§ **EXERCISE GOAL**: Exactly reproduce the line that contains "Extract all readable text from this page." and all lines after it in the entries below, through the very last line.

[Entries taken from a collection]
— Start —

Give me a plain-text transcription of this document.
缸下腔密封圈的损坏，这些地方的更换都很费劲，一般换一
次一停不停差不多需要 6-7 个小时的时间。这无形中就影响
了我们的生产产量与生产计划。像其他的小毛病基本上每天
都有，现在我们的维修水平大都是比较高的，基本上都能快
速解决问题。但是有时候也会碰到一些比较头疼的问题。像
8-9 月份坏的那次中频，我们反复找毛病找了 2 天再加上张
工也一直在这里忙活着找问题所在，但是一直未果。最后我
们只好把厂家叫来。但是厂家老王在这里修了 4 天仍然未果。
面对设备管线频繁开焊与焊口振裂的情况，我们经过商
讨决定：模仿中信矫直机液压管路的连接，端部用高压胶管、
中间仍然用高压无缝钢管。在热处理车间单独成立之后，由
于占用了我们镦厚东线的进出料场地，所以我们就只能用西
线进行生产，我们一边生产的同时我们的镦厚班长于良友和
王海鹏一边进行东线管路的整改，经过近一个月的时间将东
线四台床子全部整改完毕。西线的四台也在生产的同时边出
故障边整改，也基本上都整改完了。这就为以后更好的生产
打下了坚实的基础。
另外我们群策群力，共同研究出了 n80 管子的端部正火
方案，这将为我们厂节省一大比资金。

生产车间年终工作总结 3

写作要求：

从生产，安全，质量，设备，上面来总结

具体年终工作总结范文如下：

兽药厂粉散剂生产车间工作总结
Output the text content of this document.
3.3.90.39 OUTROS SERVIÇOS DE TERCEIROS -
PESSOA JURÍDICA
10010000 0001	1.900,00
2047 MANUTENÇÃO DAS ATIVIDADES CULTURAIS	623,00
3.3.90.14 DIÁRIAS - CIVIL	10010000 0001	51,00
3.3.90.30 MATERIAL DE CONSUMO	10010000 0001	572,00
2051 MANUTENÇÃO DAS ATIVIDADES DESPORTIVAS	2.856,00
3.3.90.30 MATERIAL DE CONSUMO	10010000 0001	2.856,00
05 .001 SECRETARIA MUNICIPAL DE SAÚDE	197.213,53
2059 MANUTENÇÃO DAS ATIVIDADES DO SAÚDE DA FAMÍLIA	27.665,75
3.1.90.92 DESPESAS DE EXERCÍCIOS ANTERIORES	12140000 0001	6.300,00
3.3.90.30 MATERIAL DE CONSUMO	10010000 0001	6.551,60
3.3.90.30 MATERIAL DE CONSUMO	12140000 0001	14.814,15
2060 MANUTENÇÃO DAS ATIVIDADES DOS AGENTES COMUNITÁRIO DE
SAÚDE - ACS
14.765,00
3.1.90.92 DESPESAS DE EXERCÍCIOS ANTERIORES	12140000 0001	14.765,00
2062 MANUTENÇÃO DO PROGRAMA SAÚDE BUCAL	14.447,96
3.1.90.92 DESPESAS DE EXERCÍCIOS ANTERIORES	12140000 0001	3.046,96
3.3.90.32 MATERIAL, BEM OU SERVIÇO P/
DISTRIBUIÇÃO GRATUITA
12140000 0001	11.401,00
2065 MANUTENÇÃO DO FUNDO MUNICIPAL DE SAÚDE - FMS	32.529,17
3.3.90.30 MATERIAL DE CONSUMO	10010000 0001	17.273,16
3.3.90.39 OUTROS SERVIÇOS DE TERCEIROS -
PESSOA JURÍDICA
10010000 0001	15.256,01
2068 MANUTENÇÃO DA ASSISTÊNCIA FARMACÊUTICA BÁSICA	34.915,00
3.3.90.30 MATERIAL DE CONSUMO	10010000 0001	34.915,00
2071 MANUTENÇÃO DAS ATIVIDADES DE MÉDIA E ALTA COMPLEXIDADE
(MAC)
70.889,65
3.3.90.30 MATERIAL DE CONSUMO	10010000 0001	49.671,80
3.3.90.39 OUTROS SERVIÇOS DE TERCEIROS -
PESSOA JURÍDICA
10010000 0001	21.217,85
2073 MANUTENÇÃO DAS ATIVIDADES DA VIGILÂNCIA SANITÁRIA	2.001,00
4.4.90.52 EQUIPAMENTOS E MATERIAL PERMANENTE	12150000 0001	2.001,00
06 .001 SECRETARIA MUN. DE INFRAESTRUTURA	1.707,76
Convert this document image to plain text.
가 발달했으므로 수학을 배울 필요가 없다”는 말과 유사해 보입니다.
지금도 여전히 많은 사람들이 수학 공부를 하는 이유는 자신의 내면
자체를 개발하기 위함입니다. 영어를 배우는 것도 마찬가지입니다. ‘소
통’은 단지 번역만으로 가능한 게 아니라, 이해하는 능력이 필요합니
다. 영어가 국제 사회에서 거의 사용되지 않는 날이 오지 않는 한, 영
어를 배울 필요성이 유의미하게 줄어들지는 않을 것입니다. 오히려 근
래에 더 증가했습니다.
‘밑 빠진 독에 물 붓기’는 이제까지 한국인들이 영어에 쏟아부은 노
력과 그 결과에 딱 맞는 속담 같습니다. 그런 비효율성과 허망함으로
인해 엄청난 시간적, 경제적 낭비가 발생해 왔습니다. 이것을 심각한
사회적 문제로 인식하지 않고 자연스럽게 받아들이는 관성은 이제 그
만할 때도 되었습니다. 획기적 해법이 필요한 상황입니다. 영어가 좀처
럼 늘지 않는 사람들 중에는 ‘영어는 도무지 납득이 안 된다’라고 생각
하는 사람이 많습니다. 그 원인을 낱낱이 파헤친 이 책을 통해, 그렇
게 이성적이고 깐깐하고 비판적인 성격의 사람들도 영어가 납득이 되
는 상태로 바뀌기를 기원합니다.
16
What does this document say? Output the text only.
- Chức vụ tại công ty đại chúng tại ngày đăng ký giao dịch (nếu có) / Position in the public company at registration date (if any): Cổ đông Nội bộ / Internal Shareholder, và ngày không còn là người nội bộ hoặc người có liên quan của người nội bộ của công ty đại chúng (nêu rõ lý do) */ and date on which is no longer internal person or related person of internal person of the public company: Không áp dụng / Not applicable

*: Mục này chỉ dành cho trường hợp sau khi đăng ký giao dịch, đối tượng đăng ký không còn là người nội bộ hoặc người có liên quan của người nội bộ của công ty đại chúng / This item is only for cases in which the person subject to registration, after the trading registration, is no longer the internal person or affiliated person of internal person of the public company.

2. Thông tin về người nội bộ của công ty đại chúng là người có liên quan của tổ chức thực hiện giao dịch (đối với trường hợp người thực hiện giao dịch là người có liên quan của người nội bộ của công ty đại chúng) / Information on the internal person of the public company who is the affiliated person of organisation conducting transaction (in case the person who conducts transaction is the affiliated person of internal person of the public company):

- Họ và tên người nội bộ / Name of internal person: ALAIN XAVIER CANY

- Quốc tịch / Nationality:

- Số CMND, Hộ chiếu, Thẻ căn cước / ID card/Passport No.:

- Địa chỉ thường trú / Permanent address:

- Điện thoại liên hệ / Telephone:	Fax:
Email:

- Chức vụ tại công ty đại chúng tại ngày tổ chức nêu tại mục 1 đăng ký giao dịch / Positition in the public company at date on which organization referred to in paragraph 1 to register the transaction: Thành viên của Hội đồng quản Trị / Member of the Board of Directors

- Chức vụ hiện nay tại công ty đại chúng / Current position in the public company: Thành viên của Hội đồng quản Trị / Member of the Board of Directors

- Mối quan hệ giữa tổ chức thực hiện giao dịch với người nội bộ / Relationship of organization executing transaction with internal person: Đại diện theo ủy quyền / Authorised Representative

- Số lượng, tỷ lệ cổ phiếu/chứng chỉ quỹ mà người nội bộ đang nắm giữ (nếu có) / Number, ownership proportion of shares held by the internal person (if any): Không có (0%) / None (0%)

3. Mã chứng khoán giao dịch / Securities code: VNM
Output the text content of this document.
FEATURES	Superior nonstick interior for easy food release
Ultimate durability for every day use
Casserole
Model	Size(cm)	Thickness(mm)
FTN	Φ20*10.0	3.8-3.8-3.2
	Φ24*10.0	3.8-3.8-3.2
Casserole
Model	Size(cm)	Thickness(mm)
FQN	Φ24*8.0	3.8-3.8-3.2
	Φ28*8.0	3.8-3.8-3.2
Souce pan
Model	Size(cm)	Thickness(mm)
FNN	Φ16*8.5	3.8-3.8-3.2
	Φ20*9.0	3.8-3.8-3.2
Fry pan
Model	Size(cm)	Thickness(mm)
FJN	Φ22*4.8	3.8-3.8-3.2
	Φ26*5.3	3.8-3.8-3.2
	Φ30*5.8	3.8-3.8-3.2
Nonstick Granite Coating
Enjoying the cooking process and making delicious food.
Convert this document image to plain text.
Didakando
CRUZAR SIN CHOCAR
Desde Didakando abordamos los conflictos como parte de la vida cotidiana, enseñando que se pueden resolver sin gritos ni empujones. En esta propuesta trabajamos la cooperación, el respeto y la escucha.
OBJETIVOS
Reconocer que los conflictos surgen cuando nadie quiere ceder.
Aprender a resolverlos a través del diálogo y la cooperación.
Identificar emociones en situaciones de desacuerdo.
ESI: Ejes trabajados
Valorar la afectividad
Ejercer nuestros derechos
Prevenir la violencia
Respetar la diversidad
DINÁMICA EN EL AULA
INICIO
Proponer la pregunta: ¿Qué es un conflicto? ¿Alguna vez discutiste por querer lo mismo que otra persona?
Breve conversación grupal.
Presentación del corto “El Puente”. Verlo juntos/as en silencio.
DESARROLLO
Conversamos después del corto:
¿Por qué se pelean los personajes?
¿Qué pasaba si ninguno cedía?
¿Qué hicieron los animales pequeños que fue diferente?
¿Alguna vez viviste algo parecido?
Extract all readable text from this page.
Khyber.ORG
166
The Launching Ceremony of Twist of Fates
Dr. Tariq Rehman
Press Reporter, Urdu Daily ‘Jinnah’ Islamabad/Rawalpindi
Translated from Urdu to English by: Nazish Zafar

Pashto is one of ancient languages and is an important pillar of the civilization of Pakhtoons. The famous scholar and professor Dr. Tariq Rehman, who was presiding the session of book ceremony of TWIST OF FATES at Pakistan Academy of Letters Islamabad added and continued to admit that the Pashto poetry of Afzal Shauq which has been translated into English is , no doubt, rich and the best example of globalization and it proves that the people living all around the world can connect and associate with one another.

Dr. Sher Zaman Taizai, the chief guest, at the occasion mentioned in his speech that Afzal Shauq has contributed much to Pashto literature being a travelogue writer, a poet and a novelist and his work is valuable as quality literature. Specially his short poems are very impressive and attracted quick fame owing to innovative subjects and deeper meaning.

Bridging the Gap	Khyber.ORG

— End —

§ **CORRECT OUTPUT**:
Extract all readable text from this page.
Khyber.ORG
166
The Launching Ceremony of Twist of Fates
Dr. Tariq Rehman
Press Reporter, Urdu Daily ‘Jinnah’ Islamabad/Rawalpindi
Translated from Urdu to English by: Nazish Zafar

Pashto is one of ancient languages and is an important pillar of the civilization of Pakhtoons. The famous scholar and professor Dr. Tariq Rehman, who was presiding the session of book ceremony of TWIST OF FATES at Pakistan Academy of Letters Islamabad added and continued to admit that the Pashto poetry of Afzal Shauq which has been translated into English is , no doubt, rich and the best example of globalization and it proves that the people living all around the world can connect and associate with one another.

Dr. Sher Zaman Taizai, the chief guest, at the occasion mentioned in his speech that Afzal Shauq has contributed much to Pashto literature being a travelogue writer, a poet and a novelist and his work is valuable as quality literature. Specially his short poems are very impressive and attracted quick fame owing to innovative subjects and deeper meaning.

Bridging the Gap	Khyber.ORG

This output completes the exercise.